What you should do - Report back each line of the records that contains the string "true".

Collected data entries:
************

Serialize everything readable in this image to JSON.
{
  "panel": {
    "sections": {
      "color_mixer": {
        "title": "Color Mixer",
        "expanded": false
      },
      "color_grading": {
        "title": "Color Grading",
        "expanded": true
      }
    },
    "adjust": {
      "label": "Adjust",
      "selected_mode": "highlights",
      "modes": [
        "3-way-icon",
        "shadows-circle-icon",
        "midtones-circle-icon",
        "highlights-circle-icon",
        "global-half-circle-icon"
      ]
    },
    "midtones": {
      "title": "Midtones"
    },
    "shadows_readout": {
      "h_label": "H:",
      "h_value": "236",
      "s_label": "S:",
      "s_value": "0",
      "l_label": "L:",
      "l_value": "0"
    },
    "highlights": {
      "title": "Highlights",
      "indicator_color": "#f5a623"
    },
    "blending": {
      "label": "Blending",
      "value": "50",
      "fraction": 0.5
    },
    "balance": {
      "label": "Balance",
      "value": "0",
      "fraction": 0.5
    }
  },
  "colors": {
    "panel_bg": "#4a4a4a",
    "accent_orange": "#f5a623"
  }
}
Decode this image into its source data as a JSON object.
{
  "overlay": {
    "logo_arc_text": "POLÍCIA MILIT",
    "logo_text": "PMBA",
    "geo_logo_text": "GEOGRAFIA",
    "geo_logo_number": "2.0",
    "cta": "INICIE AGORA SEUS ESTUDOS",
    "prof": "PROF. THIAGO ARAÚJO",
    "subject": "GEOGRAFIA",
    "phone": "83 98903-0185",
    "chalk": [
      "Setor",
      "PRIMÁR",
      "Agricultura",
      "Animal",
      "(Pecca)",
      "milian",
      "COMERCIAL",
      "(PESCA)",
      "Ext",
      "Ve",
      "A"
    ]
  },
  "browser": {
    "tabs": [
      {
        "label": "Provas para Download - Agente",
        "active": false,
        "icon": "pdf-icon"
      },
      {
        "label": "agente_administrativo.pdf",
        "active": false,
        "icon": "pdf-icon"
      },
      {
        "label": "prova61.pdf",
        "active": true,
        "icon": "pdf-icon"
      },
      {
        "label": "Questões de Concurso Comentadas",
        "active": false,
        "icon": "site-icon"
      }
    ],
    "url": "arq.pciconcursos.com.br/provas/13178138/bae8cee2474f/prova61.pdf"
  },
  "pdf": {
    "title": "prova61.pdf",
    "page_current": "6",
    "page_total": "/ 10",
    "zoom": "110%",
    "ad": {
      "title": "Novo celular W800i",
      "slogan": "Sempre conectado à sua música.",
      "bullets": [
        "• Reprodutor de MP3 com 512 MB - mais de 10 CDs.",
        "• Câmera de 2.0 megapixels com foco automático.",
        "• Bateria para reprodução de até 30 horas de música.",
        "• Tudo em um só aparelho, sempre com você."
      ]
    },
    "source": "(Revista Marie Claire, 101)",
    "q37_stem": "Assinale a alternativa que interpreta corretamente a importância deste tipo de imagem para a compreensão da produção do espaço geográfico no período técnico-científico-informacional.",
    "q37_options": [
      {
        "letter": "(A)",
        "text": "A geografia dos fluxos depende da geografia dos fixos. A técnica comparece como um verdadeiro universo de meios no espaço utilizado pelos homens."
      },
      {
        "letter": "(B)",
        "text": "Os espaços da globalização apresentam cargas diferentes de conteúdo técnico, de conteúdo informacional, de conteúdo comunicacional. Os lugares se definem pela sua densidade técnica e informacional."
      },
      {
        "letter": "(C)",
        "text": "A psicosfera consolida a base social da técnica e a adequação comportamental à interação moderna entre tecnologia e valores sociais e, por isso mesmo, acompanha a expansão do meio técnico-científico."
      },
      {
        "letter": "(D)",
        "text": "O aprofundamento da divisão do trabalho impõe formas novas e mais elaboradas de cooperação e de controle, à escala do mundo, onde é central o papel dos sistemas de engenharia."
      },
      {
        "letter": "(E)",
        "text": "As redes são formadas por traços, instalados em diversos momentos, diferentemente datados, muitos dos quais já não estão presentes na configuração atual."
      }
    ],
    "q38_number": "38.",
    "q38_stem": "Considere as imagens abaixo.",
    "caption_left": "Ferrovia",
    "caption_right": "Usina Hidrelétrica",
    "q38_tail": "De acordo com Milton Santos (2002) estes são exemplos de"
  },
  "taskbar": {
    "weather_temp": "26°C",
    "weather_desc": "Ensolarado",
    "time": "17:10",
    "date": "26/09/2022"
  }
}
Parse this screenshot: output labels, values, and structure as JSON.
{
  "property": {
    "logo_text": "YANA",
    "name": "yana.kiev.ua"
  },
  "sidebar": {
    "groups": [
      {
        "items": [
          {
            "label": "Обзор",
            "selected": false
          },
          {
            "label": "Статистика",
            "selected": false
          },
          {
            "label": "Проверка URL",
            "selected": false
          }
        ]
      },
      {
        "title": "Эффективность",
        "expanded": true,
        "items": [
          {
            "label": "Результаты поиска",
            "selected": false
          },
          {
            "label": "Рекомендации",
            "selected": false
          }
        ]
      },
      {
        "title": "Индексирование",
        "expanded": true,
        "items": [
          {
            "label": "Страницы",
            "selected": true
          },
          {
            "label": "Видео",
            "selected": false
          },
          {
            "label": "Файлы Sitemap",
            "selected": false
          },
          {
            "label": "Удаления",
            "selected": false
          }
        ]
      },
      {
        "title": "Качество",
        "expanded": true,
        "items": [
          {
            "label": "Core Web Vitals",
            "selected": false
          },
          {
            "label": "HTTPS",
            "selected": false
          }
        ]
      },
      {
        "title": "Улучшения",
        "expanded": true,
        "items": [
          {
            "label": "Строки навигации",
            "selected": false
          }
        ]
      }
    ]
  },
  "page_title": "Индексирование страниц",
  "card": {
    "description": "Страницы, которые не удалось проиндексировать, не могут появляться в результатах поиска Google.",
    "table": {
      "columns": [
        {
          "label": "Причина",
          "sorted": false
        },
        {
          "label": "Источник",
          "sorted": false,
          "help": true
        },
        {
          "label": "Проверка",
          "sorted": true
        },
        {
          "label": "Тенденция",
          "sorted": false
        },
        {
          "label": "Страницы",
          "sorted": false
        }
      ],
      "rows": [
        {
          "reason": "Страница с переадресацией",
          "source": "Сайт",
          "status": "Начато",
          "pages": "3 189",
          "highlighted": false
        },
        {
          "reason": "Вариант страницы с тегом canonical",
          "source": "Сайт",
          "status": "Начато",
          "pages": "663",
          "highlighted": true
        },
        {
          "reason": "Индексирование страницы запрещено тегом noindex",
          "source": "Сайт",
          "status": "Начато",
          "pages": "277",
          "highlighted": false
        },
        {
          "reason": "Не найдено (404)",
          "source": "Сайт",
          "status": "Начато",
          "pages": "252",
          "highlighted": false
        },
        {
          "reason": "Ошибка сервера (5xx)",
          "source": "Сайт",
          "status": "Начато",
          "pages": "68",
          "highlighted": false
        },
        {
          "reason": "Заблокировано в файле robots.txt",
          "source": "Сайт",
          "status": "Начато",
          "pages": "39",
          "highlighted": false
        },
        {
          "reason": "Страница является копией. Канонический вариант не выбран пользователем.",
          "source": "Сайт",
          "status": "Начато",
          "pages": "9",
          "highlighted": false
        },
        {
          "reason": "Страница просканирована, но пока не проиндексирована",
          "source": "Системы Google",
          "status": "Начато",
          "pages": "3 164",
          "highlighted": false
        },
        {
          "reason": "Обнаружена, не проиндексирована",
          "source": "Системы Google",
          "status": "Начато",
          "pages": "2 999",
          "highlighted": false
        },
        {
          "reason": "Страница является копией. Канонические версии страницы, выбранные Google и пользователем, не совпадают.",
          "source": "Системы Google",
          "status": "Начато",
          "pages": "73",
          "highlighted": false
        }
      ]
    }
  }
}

************

Solution to this task -
        "expanded": true
        "active": true,
        "expanded": true,
        "expanded": true,
            "selected": true
        "expanded": true,
        "expanded": true,
          "help": true
          "sorted": true
          "highlighted": true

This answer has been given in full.